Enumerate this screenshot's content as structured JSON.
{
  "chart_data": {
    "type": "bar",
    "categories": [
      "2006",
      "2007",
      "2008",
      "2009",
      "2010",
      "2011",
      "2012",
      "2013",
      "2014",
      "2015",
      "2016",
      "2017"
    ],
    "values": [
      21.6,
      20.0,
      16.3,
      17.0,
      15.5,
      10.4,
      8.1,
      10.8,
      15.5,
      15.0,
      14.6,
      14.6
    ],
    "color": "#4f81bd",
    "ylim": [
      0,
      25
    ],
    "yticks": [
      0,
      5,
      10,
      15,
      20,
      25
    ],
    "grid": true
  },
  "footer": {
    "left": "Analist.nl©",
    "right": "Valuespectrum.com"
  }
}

# # # # # # #

* _WHAT THE EXERCISE ASKS_
Write out all the data again, exactly as it appears.

* _RESULT_
Enumerate this screenshot's content as structured JSON.
{
  "chart_data": {
    "type": "bar",
    "categories": [
      "2006",
      "2007",
      "2008",
      "2009",
      "2010",
      "2011",
      "2012",
      "2013",
      "2014",
      "2015",
      "2016",
      "2017"
    ],
    "values": [
      21.6,
      20.0,
      16.3,
      17.0,
      15.5,
      10.4,
      8.1,
      10.8,
      15.5,
      15.0,
      14.6,
      14.6
    ],
    "color": "#4f81bd",
    "ylim": [
      0,
      25
    ],
    "yticks": [
      0,
      5,
      10,
      15,
      20,
      25
    ],
    "grid": true
  },
  "footer": {
    "left": "Analist.nl©",
    "right": "Valuespectrum.com"
  }
}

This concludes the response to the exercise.